**What is required**
Extract every line where the string "Managers" appears.
-- BEGIN Supplied information --
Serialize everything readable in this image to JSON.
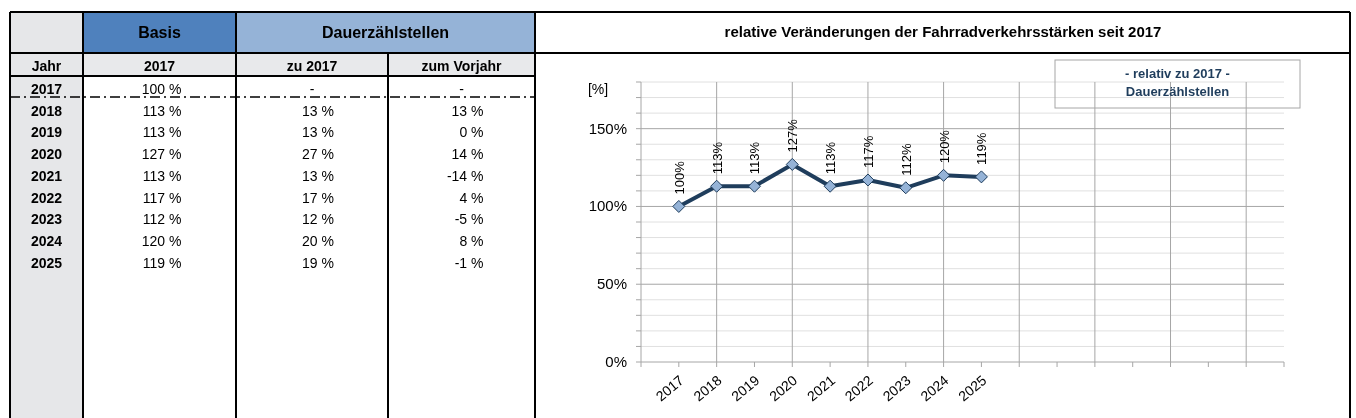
{
  "chart_data": [
    {
      "type": "heatmap",
      "annotations": [
        "Basis",
        "Dauerzählstellen",
        "Jahr"
      ],
      "categories": [
        "2017",
        "zu 2017",
        "zum Vorjahr"
      ],
      "y_categories": [
        "2017",
        "2018",
        "2019",
        "2020",
        "2021",
        "2022",
        "2023",
        "2024",
        "2025"
      ],
      "cells": [
        [
          100,
          null,
          null
        ],
        [
          113,
          13,
          13
        ],
        [
          113,
          13,
          0
        ],
        [
          127,
          27,
          14
        ],
        [
          113,
          13,
          -14
        ],
        [
          117,
          17,
          4
        ],
        [
          112,
          12,
          -5
        ],
        [
          120,
          20,
          8
        ],
        [
          119,
          19,
          -1
        ]
      ],
      "cell_labels": [
        [
          "100 %",
          "-",
          "-"
        ],
        [
          "113 %",
          "13 %",
          "13 %"
        ],
        [
          "113 %",
          "13 %",
          "0 %"
        ],
        [
          "127 %",
          "27 %",
          "14 %"
        ],
        [
          "113 %",
          "13 %",
          "-14 %"
        ],
        [
          "117 %",
          "17 %",
          "4 %"
        ],
        [
          "112 %",
          "12 %",
          "-5 %"
        ],
        [
          "120 %",
          "20 %",
          "8 %"
        ],
        [
          "119 %",
          "19 %",
          "-1 %"
        ]
      ]
    },
    {
      "type": "line",
      "title": "relative Veränderungen der Fahrradverkehrsstärken seit 2017",
      "ylabel": "[%]",
      "categories": [
        null,
        "2017",
        "2018",
        "2019",
        "2020",
        "2021",
        "2022",
        "2023",
        "2024",
        "2025",
        null,
        null,
        null,
        null,
        null,
        null,
        null,
        null
      ],
      "series": [
        {
          "name": "- relativ zu 2017 - Dauerzählstellen",
          "color": "#1f3d5c",
          "values": [
            null,
            100,
            113,
            113,
            127,
            113,
            117,
            112,
            120,
            119,
            null,
            null,
            null,
            null,
            null,
            null,
            null,
            null
          ],
          "value_labels": [
            null,
            "100%",
            "113%",
            "113%",
            "127%",
            "113%",
            "117%",
            "112%",
            "120%",
            "119%",
            null,
            null,
            null,
            null,
            null,
            null,
            null,
            null
          ]
        }
      ],
      "ylim": [
        0,
        180
      ],
      "yticks": [
        {
          "value": 0,
          "label": "0%"
        },
        {
          "value": 10,
          "label": null
        },
        {
          "value": 20,
          "label": null
        },
        {
          "value": 30,
          "label": null
        },
        {
          "value": 40,
          "label": null
        },
        {
          "value": 50,
          "label": "50%"
        },
        {
          "value": 60,
          "label": null
        },
        {
          "value": 70,
          "label": null
        },
        {
          "value": 80,
          "label": null
        },
        {
          "value": 90,
          "label": null
        },
        {
          "value": 100,
          "label": "100%"
        },
        {
          "value": 110,
          "label": null
        },
        {
          "value": 120,
          "label": null
        },
        {
          "value": 130,
          "label": null
        },
        {
          "value": 140,
          "label": null
        },
        {
          "value": 150,
          "label": "150%"
        },
        {
          "value": 160,
          "label": null
        },
        {
          "value": 170,
          "label": null
        },
        {
          "value": 180,
          "label": null
        }
      ],
      "grid": true,
      "legend": "top right",
      "marker": "diamond",
      "line_style": "solid"
    }
  ]
}
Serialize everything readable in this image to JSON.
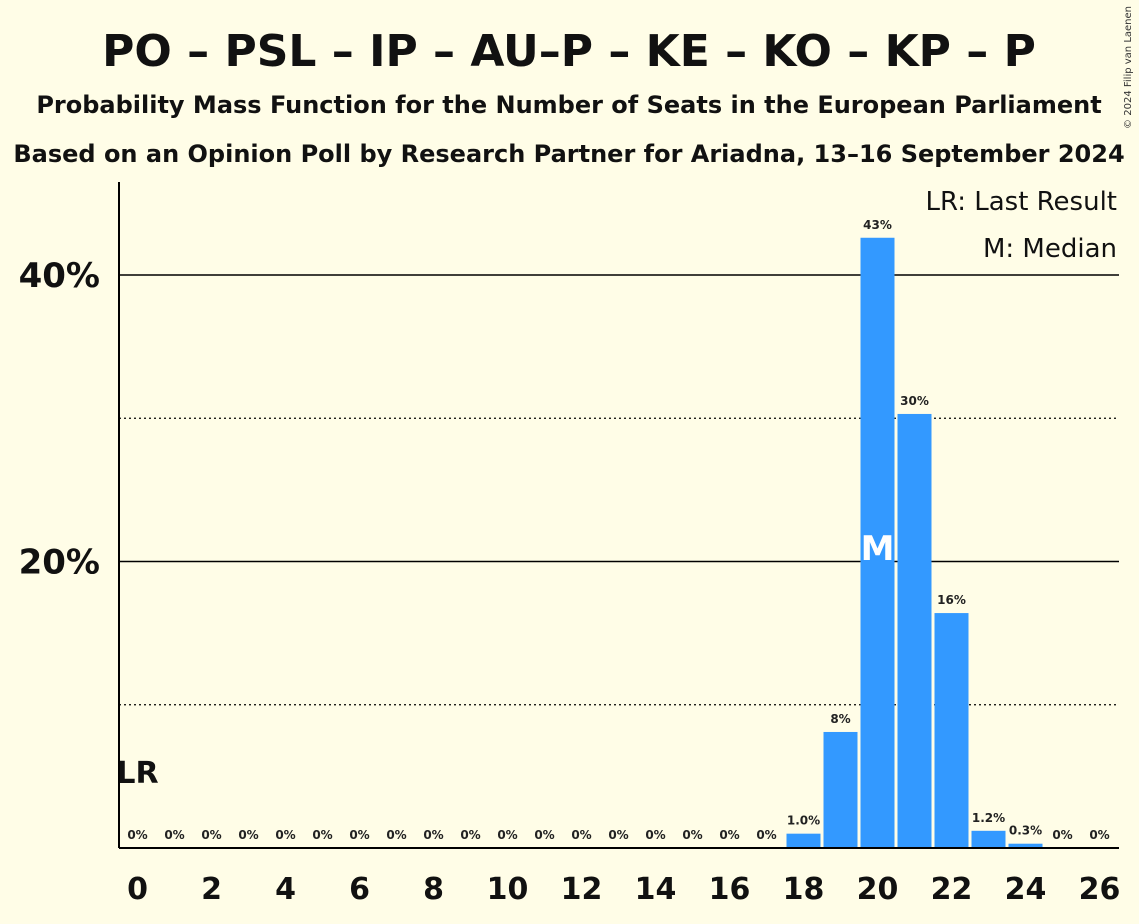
{
  "title": "PO – PSL – IP – AU–P – KE – KO – KP – P",
  "subtitle_1": "Probability Mass Function for the Number of Seats in the European Parliament",
  "subtitle_2": "Based on an Opinion Poll by Research Partner for Ariadna, 13–16 September 2024",
  "copyright": "© 2024 Filip van Laenen",
  "legend": {
    "last_result": "LR: Last Result",
    "median": "M: Median"
  },
  "markers": {
    "last_result_label": "LR",
    "last_result_seat": 0,
    "median_label": "M",
    "median_seat": 20
  },
  "colors": {
    "background": "#FFFDE7",
    "bar": "#3399FF",
    "axis": "#000000"
  },
  "chart_data": {
    "type": "bar",
    "title": "PO – PSL – IP – AU–P – KE – KO – KP – P",
    "xlabel": "",
    "ylabel": "",
    "categories": [
      "0",
      "1",
      "2",
      "3",
      "4",
      "5",
      "6",
      "7",
      "8",
      "9",
      "10",
      "11",
      "12",
      "13",
      "14",
      "15",
      "16",
      "17",
      "18",
      "19",
      "20",
      "21",
      "22",
      "23",
      "24",
      "25",
      "26"
    ],
    "values": [
      0,
      0,
      0,
      0,
      0,
      0,
      0,
      0,
      0,
      0,
      0,
      0,
      0,
      0,
      0,
      0,
      0,
      0,
      1.0,
      8.1,
      42.6,
      30.3,
      16.4,
      1.2,
      0.3,
      0,
      0
    ],
    "data_labels": [
      "0%",
      "0%",
      "0%",
      "0%",
      "0%",
      "0%",
      "0%",
      "0%",
      "0%",
      "0%",
      "0%",
      "0%",
      "0%",
      "0%",
      "0%",
      "0%",
      "0%",
      "0%",
      "1.0%",
      "8%",
      "43%",
      "30%",
      "16%",
      "1.2%",
      "0.3%",
      "0%",
      "0%"
    ],
    "x_tick_labels": [
      "0",
      "2",
      "4",
      "6",
      "8",
      "10",
      "12",
      "14",
      "16",
      "18",
      "20",
      "22",
      "24",
      "26"
    ],
    "y_tick_labels": [
      "20%",
      "40%"
    ],
    "y_gridlines_solid": [
      20,
      40
    ],
    "y_gridlines_dotted": [
      10,
      30
    ],
    "ylim": [
      0,
      46.5
    ],
    "grid": true,
    "legend_position": "top-right"
  }
}
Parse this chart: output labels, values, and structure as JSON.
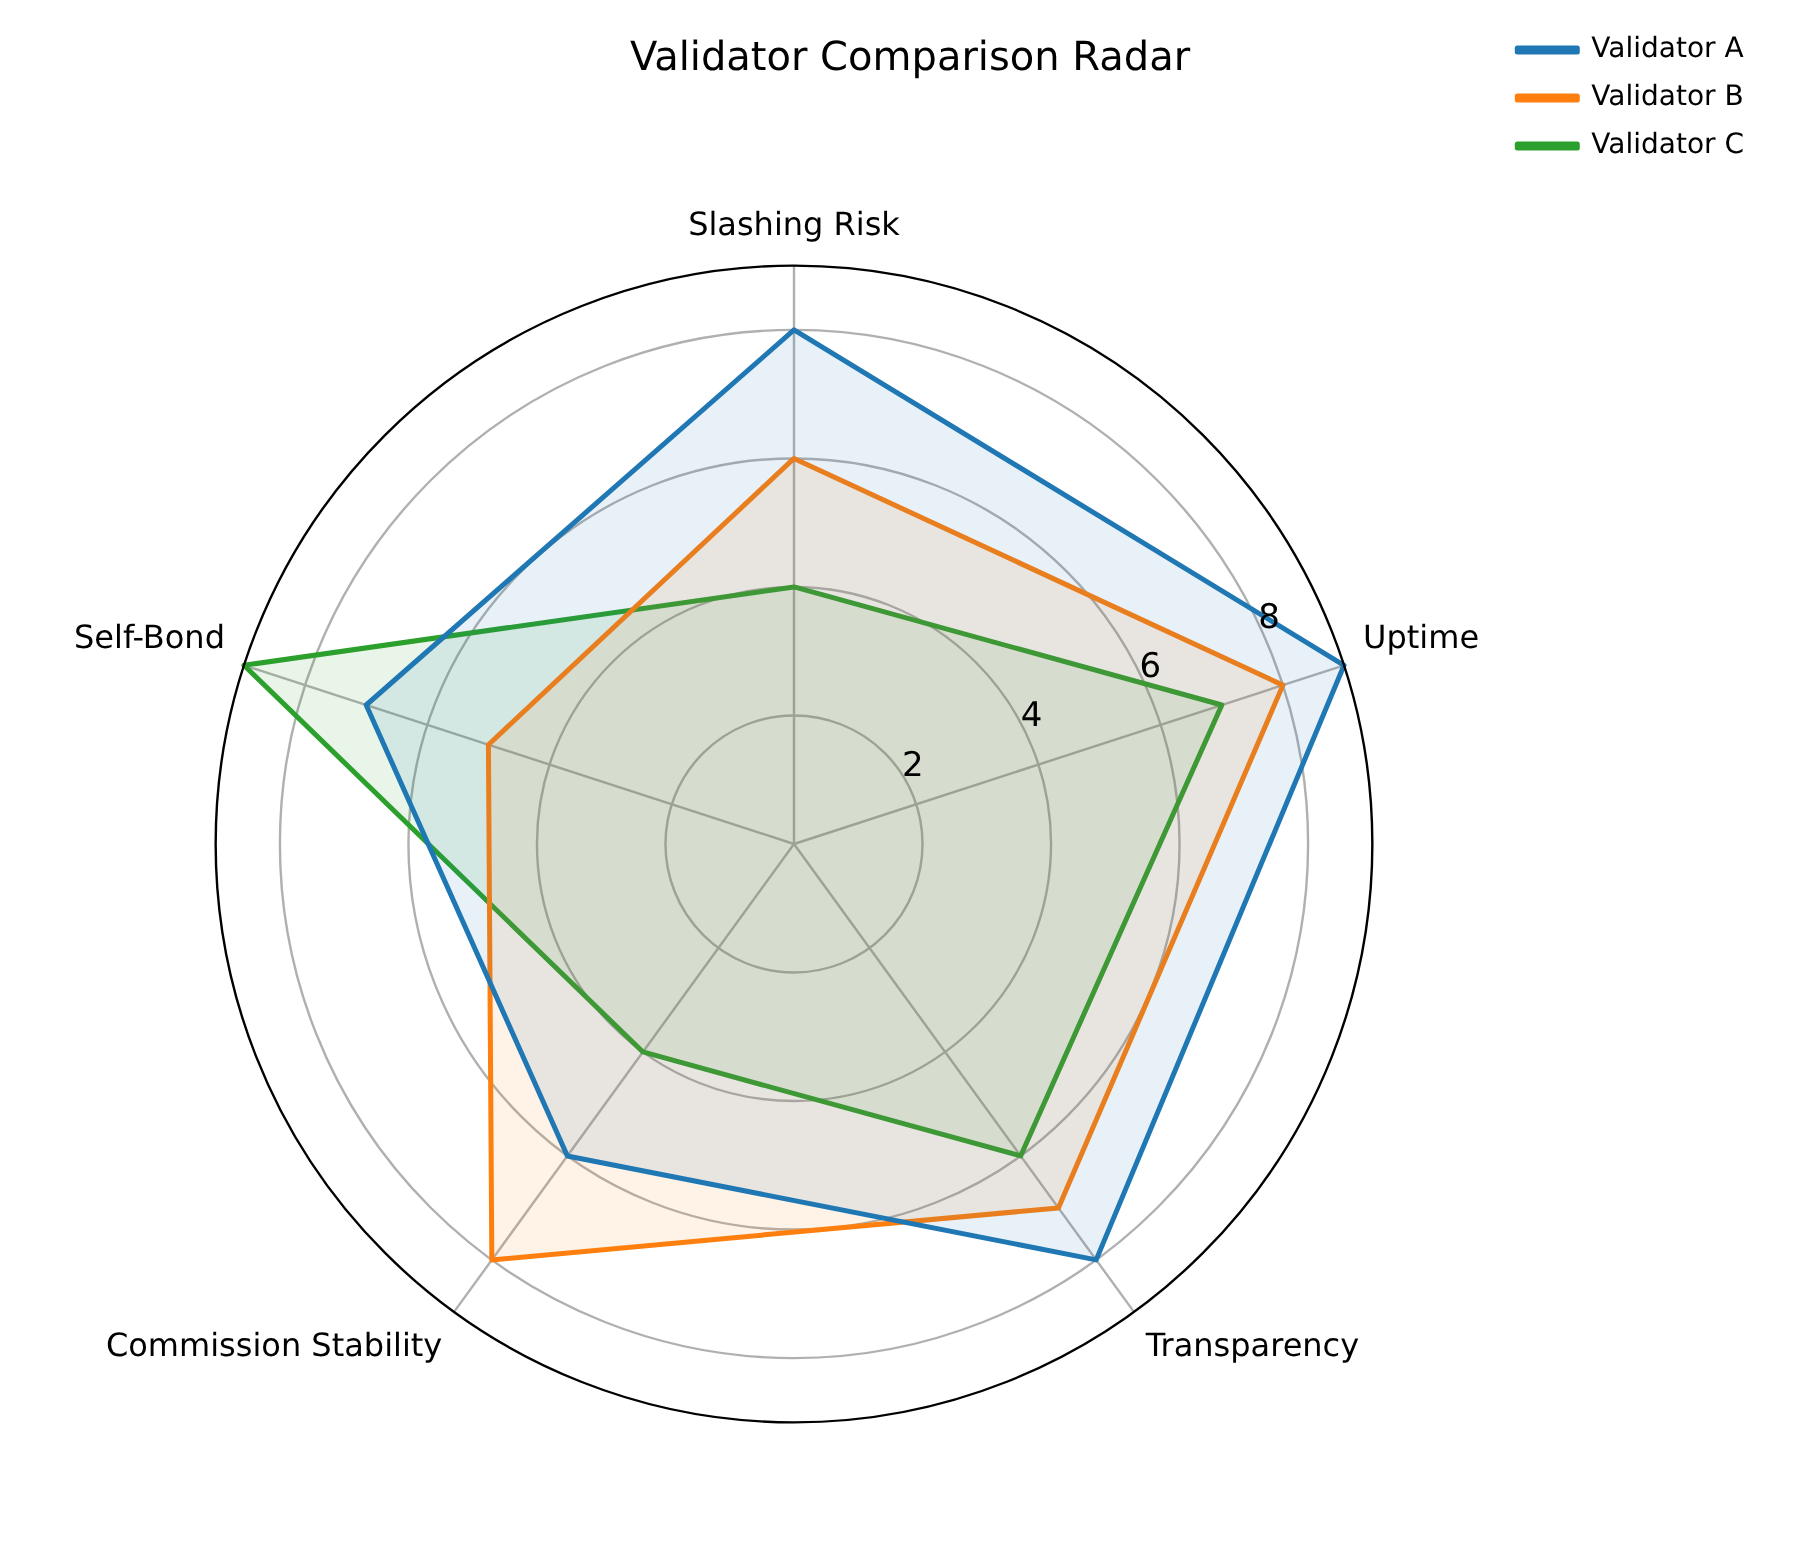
{
  "chart_data": {
    "type": "radar",
    "title": "Validator Comparison Radar",
    "categories": [
      "Slashing Risk",
      "Uptime",
      "Transparency",
      "Commission Stability",
      "Self-Bond"
    ],
    "series": [
      {
        "name": "Validator A",
        "color": "#1f77b4",
        "values": [
          8,
          9,
          8,
          6,
          7
        ]
      },
      {
        "name": "Validator B",
        "color": "#ff7f0e",
        "values": [
          6,
          8,
          7,
          8,
          5
        ]
      },
      {
        "name": "Validator C",
        "color": "#2ca02c",
        "values": [
          4,
          7,
          6,
          4,
          9
        ]
      }
    ],
    "ylim": [
      0,
      9
    ],
    "yticks": [
      2,
      4,
      6,
      8
    ],
    "grid": true,
    "legend": "top right",
    "marker": "none",
    "line_style": "solid"
  }
}
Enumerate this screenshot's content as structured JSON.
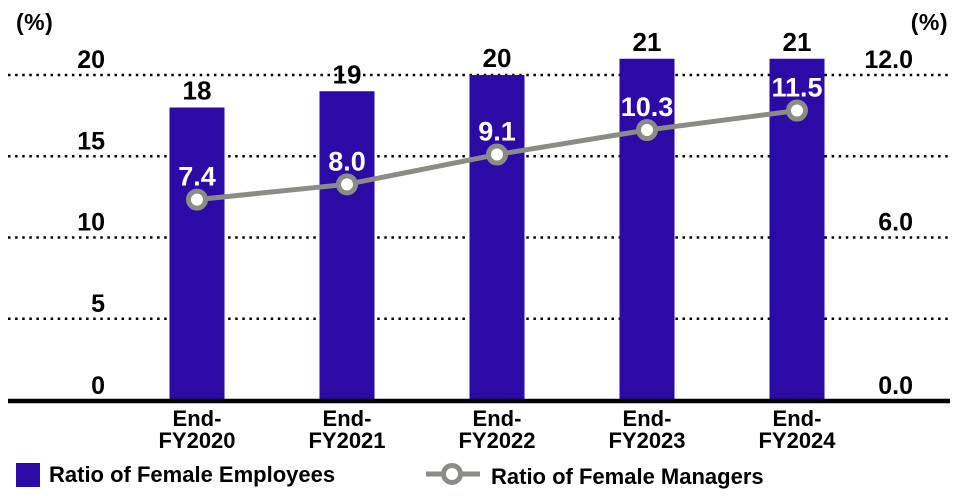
{
  "chart_data": {
    "type": "bar+line",
    "title": "",
    "categories": [
      "End-FY2020",
      "End-FY2021",
      "End-FY2022",
      "End-FY2023",
      "End-FY2024"
    ],
    "category_lines": [
      [
        "End-",
        "FY2020"
      ],
      [
        "End-",
        "FY2021"
      ],
      [
        "End-",
        "FY2022"
      ],
      [
        "End-",
        "FY2023"
      ],
      [
        "End-",
        "FY2024"
      ]
    ],
    "series": [
      {
        "name": "Ratio of Female Employees",
        "type": "bar",
        "axis": "left",
        "values": [
          18,
          19,
          20,
          21,
          21
        ],
        "value_labels": [
          "18",
          "19",
          "20",
          "21",
          "21"
        ],
        "color": "#2B0AA6"
      },
      {
        "name": "Ratio of Female Managers",
        "type": "line",
        "axis": "right",
        "values": [
          7.4,
          8.0,
          9.1,
          10.3,
          11.5
        ],
        "value_labels": [
          "7.4",
          "8.0",
          "9.1",
          "10.3",
          "11.5"
        ],
        "color": "#8C8C87",
        "marker": "open-circle"
      }
    ],
    "left_axis": {
      "unit": "(%)",
      "tick_values": [
        0,
        5,
        10,
        15,
        20
      ],
      "tick_labels": [
        "0",
        "5",
        "10",
        "15",
        "20"
      ],
      "range": [
        0,
        21.7
      ]
    },
    "right_axis": {
      "unit": "(%)",
      "tick_values": [
        0,
        6,
        12
      ],
      "tick_labels": [
        "0.0",
        "6.0",
        "12.0"
      ],
      "range": [
        0,
        13
      ]
    },
    "grid": {
      "horizontal": "dotted-black",
      "vertical": "none"
    },
    "legend_position": "bottom-left"
  },
  "legend": {
    "items": [
      {
        "label": "Ratio of Female Employees",
        "swatch": "blue-square"
      },
      {
        "label": "Ratio of Female Managers",
        "swatch": "gray-line-open-circle"
      }
    ]
  },
  "colors": {
    "bar": "#2B0AA6",
    "line": "#8C8C87",
    "grid": "#000000",
    "text": "#000000",
    "value_on_bar": "#FFFFFF",
    "background": "#FFFFFF"
  }
}
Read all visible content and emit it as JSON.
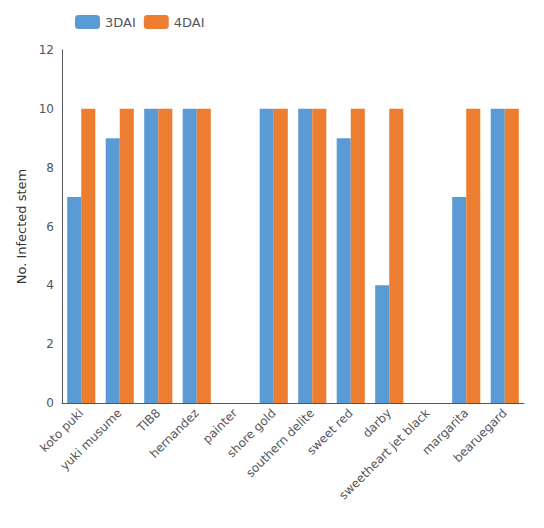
{
  "chart_data": {
    "type": "bar",
    "categories": [
      "koto puki",
      "yuki musume",
      "TIB8",
      "hernandez",
      "painter",
      "shore gold",
      "southern delite",
      "sweet red",
      "darby",
      "sweetheart jet black",
      "margarita",
      "bearuegard"
    ],
    "series": [
      {
        "name": "3DAI",
        "color": "#5B9BD5",
        "values": [
          7,
          9,
          10,
          10,
          0,
          10,
          10,
          9,
          4,
          0,
          7,
          10
        ]
      },
      {
        "name": "4DAI",
        "color": "#ED7D31",
        "values": [
          10,
          10,
          10,
          10,
          0,
          10,
          10,
          10,
          10,
          0,
          10,
          10
        ]
      }
    ],
    "ylabel": "No. Infected stem",
    "ylim": [
      0,
      12
    ],
    "yticks": [
      0,
      2,
      4,
      6,
      8,
      10,
      12
    ],
    "grid": false,
    "legend": "upper left"
  }
}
-- END Supplied information --
**Exercise answer**
        "name": "Ratio of Female Managers",
        "label": "Ratio of Female Managers",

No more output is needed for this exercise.